■ DATASET RECORDS ■
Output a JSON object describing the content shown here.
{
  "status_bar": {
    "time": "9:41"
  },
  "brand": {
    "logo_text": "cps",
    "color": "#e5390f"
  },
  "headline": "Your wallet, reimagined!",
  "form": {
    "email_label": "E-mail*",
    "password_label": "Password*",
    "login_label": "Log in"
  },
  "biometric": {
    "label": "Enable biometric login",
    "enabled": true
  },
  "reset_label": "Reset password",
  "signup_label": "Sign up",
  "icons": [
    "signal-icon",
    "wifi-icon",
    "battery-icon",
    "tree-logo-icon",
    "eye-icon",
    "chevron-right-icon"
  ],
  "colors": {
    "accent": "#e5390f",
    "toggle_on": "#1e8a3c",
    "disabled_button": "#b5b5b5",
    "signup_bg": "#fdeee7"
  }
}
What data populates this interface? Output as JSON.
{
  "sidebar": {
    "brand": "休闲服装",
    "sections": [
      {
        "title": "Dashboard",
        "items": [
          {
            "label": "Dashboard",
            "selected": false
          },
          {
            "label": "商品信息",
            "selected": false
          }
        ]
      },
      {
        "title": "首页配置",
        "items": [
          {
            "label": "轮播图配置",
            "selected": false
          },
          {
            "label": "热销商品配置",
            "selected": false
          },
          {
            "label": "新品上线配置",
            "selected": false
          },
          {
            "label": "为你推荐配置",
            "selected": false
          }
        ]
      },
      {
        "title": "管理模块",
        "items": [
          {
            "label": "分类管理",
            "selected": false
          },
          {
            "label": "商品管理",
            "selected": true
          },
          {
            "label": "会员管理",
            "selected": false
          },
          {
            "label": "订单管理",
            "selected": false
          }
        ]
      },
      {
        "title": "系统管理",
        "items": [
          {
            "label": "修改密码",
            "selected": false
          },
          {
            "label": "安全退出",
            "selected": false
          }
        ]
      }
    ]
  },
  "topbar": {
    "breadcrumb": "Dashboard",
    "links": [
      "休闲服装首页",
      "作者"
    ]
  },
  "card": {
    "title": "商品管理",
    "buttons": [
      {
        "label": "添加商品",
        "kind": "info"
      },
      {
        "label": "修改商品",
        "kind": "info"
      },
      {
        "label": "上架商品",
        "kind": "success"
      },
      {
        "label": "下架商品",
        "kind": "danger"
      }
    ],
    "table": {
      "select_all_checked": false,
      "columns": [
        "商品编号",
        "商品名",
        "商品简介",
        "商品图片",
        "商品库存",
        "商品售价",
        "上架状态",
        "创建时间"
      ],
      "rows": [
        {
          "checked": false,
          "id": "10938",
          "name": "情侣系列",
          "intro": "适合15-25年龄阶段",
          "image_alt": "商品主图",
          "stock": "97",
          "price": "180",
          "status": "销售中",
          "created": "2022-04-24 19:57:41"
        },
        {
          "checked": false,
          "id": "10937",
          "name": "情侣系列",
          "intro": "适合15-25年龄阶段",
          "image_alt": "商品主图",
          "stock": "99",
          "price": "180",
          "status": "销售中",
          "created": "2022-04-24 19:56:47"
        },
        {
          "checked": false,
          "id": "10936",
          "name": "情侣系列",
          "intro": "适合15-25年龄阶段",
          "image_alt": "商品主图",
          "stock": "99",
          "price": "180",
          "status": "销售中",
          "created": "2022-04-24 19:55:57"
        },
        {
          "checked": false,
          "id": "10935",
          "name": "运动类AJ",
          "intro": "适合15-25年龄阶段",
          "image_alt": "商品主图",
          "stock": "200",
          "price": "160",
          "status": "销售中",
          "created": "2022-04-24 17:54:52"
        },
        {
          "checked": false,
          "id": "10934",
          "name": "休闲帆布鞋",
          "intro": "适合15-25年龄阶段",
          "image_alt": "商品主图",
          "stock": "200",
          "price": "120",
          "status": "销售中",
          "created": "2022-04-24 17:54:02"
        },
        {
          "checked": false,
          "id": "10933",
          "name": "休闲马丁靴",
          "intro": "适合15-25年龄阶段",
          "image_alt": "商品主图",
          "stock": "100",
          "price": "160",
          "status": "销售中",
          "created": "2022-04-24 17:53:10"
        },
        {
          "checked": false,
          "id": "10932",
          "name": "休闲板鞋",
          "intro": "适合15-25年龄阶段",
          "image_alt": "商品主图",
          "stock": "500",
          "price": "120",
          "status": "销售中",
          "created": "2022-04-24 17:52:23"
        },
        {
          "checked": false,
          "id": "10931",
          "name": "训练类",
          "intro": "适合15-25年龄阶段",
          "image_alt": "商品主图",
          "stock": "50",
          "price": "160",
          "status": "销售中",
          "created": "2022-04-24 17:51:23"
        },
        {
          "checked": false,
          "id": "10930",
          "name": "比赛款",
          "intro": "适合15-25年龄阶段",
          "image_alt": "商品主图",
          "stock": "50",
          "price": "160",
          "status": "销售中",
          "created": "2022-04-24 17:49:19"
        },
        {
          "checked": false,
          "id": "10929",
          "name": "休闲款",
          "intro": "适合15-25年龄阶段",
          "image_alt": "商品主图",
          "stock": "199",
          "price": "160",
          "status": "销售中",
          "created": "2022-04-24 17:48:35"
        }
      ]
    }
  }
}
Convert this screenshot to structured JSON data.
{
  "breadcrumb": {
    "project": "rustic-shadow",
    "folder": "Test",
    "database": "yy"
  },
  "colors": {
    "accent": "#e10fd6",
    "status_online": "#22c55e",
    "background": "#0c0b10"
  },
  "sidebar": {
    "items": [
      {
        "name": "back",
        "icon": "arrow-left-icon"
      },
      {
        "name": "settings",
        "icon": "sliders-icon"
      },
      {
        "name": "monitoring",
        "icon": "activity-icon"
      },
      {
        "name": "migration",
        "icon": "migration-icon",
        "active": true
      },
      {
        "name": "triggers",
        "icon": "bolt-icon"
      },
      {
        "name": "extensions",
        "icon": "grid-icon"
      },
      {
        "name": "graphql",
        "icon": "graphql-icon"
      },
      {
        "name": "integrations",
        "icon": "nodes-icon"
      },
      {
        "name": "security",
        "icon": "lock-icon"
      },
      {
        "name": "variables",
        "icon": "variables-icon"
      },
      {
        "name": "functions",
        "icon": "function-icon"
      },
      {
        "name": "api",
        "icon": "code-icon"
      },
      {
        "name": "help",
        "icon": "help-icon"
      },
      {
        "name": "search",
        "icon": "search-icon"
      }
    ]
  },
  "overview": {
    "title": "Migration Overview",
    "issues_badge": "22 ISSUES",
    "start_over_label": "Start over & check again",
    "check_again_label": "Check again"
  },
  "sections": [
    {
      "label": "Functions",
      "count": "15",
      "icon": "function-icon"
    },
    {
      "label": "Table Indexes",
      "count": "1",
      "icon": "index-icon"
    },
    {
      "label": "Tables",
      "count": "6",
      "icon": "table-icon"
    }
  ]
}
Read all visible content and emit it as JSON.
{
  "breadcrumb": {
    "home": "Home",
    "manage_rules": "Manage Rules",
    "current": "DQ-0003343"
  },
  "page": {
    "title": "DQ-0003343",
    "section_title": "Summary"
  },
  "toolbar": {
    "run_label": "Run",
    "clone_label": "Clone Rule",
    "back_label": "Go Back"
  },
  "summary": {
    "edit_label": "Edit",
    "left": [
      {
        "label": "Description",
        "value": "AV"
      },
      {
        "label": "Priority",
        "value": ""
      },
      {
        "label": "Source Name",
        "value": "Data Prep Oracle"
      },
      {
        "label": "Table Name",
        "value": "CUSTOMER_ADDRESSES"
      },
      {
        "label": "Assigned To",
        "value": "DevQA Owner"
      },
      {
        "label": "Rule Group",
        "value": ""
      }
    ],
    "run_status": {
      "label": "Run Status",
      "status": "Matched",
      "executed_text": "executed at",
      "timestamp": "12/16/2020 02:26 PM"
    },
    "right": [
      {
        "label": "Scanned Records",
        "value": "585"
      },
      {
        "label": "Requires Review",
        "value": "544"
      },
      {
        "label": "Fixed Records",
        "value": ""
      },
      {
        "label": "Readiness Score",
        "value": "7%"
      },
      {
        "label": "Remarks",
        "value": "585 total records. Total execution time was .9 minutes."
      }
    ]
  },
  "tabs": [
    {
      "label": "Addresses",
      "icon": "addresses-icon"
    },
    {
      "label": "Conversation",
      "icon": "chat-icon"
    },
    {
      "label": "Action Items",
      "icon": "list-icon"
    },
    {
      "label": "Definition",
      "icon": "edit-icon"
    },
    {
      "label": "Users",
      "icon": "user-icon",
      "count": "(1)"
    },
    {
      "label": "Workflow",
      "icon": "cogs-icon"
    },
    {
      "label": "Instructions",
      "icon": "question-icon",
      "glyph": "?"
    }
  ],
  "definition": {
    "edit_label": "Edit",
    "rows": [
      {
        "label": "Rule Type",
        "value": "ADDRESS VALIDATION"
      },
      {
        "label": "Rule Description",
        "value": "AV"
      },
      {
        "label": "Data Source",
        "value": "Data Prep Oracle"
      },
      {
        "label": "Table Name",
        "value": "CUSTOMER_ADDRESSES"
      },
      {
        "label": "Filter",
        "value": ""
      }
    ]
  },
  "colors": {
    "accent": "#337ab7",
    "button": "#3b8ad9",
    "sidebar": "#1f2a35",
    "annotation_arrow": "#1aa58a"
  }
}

■ REQUIREMENTS ■
Examine the records and pull out every line where the string "true" occurs.

■ ANSWER IN FULL ■
    "enabled": true
            "selected": true
        "active": true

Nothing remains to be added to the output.